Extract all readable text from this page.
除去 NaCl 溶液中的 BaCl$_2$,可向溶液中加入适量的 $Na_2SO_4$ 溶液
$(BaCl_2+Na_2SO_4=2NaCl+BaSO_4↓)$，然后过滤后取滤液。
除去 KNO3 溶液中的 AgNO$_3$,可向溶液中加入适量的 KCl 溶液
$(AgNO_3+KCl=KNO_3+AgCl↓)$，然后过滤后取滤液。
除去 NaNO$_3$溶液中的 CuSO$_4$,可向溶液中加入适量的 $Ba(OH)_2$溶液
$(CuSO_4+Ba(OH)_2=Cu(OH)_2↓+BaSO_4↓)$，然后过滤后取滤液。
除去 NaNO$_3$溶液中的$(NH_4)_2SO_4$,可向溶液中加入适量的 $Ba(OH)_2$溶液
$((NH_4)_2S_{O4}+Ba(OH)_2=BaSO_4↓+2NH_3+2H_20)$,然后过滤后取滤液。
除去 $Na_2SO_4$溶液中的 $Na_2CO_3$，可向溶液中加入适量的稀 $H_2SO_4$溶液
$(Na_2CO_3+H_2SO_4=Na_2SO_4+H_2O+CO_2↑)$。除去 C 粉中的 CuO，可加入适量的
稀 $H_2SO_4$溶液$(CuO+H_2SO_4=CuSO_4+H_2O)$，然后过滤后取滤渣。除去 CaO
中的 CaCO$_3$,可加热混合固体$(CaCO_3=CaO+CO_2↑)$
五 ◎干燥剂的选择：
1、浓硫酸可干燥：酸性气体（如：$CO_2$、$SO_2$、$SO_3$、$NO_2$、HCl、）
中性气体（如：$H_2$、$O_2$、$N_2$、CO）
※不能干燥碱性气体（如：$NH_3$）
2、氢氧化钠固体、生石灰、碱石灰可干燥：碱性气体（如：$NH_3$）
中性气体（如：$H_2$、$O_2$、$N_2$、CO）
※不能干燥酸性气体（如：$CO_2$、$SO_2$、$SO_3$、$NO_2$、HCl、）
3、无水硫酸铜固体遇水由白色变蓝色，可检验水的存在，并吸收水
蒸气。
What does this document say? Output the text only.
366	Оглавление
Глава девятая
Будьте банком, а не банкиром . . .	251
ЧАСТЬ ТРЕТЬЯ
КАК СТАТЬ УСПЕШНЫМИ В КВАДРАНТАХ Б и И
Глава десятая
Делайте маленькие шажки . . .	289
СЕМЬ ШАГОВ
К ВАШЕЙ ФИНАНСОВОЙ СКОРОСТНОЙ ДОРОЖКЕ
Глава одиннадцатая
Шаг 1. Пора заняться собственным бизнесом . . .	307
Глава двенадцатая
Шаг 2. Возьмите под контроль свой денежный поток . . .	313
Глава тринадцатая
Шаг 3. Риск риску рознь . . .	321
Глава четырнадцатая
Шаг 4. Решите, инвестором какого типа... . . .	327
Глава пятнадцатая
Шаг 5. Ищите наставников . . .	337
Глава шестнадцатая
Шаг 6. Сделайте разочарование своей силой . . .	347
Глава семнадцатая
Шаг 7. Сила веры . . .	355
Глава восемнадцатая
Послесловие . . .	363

* * *

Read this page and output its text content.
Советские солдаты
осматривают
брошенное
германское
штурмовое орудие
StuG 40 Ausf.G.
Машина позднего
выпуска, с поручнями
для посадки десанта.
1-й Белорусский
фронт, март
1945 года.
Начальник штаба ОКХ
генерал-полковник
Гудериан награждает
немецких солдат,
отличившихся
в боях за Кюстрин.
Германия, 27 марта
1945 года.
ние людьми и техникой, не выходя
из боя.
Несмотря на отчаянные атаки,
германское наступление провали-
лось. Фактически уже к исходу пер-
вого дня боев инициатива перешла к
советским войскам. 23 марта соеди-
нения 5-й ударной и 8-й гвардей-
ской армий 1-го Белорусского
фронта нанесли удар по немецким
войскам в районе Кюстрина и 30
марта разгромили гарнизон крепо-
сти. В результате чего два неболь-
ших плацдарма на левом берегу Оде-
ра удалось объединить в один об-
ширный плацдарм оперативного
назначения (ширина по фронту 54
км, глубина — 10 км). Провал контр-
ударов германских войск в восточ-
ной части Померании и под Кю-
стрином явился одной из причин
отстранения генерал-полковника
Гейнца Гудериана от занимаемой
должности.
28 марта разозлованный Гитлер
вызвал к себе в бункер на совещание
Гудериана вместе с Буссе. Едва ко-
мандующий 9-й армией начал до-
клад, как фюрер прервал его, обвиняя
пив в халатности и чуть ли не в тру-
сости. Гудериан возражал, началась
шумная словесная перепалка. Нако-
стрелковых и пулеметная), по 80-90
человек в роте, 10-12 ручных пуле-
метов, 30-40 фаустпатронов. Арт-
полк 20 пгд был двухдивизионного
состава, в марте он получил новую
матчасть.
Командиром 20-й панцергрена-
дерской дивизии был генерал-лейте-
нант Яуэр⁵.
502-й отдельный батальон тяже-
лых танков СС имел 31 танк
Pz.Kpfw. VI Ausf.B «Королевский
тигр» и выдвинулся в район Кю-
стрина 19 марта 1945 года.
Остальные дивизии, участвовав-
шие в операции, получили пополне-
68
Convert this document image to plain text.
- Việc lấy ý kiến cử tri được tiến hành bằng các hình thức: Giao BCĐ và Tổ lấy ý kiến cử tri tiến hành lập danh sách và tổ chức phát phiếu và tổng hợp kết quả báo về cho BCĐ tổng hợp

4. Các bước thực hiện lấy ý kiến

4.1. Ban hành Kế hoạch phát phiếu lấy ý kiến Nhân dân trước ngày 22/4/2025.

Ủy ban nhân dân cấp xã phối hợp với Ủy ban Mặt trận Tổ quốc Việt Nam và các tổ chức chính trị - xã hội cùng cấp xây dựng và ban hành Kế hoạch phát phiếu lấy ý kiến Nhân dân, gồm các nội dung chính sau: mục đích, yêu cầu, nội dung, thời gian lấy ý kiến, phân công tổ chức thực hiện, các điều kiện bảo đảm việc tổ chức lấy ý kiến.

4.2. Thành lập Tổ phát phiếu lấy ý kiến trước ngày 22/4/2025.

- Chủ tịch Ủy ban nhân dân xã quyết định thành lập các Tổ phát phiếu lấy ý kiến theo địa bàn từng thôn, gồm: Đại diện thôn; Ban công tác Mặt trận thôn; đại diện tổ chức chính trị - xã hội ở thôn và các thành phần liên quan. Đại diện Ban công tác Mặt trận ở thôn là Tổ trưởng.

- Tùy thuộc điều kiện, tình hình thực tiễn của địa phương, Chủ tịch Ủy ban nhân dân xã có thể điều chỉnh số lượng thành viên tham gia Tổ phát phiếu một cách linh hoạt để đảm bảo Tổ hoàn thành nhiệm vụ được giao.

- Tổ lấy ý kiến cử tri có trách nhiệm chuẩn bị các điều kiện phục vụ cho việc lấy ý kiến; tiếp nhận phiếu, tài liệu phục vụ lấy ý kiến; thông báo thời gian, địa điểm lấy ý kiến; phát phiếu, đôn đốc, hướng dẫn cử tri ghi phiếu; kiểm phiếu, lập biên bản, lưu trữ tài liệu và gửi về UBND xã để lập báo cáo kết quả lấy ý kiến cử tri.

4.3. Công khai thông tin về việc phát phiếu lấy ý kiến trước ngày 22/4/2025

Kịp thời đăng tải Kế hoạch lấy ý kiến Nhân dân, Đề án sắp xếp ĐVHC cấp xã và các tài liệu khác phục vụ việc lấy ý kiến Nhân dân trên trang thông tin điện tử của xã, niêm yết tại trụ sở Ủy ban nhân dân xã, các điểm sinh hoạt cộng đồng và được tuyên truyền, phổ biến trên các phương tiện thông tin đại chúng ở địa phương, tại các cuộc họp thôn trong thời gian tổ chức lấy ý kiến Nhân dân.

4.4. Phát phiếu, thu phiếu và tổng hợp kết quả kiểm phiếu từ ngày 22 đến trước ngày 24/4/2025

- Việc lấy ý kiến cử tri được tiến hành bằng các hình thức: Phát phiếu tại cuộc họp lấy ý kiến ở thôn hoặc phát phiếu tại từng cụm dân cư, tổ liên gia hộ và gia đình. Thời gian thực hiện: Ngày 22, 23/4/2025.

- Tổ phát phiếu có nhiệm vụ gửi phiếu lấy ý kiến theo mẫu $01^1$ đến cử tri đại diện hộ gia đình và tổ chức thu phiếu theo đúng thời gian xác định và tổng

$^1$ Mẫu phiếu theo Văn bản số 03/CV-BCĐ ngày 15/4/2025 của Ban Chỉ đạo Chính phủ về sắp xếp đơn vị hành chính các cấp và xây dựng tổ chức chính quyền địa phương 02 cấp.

...

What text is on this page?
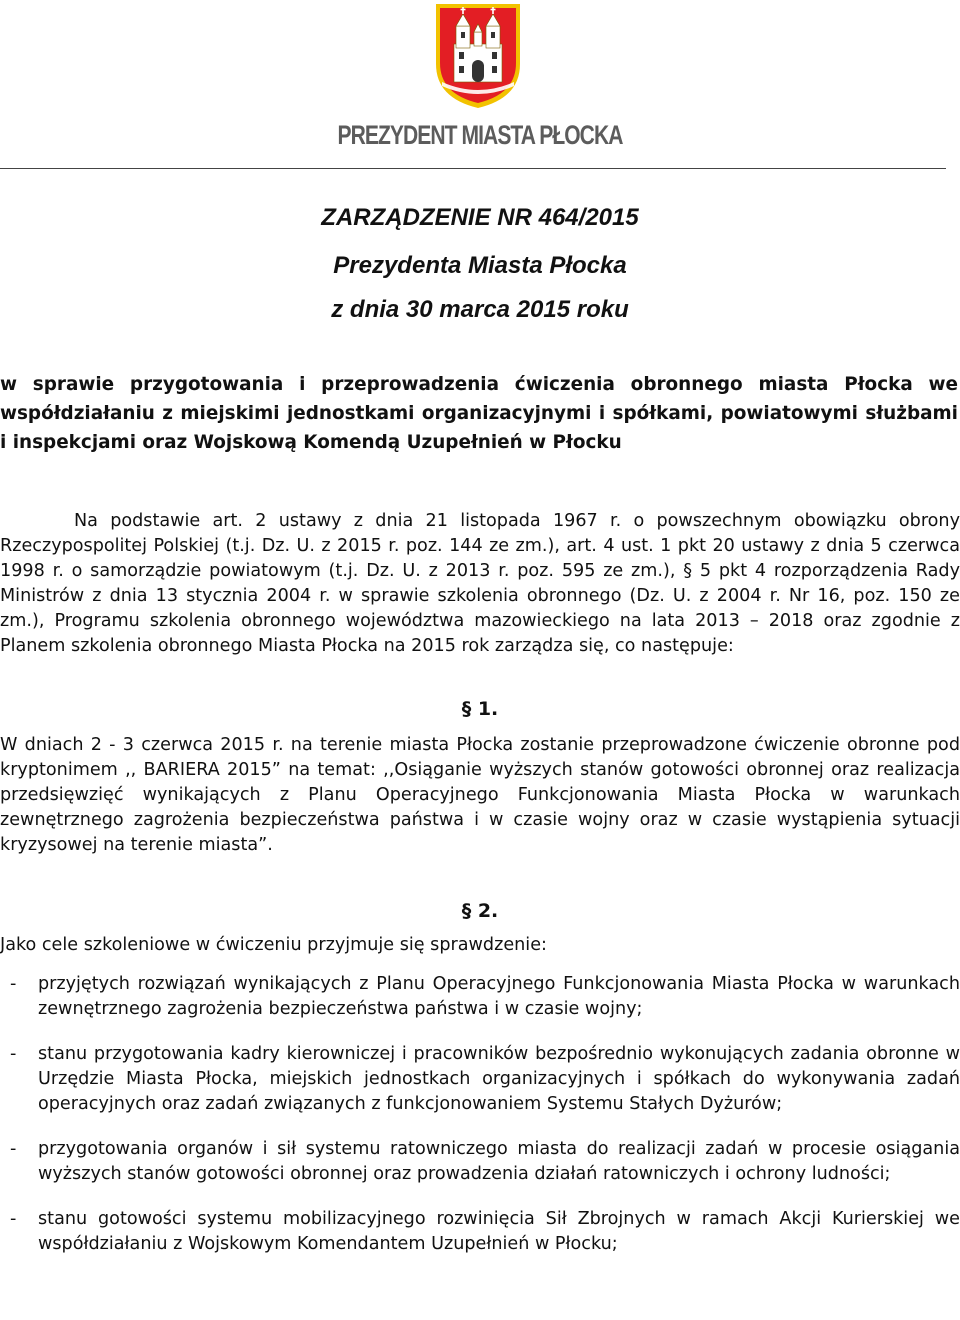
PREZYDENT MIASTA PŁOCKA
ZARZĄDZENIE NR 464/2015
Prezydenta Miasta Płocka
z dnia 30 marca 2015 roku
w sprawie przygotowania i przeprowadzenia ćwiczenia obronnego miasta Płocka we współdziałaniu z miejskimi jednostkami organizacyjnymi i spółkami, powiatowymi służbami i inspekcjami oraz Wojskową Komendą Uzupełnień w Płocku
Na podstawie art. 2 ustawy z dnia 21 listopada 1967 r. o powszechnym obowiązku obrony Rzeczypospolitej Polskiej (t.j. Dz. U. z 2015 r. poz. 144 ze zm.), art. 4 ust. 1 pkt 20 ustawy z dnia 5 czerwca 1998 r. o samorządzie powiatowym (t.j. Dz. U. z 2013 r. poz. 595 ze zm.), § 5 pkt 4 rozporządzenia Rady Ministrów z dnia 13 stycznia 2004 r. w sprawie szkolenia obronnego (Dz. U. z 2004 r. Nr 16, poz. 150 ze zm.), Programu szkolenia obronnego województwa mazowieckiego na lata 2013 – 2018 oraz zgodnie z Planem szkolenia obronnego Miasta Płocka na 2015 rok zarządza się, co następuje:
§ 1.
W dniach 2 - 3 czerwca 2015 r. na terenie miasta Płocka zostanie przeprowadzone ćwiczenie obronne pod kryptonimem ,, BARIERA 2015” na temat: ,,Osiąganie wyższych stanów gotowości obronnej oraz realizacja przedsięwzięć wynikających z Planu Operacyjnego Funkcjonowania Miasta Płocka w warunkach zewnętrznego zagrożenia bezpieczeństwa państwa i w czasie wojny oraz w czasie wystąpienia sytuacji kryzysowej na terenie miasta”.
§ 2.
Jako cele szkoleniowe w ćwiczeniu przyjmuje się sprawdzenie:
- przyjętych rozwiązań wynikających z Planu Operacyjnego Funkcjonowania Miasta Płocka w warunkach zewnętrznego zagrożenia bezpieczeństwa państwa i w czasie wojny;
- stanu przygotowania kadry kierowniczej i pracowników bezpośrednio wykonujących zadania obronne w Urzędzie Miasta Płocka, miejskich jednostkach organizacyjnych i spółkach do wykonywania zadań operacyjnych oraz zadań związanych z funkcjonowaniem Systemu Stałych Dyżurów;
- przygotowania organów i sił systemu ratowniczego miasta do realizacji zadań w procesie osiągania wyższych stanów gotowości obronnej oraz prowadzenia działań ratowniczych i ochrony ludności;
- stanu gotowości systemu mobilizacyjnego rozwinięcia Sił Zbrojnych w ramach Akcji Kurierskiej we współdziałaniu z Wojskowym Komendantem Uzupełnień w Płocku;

» PROBLEM: For the listing above, identify each line bearing "page".

» SOLUTION:
Extract all readable text from this page.
Read this page and output its text content.
What text is on this page?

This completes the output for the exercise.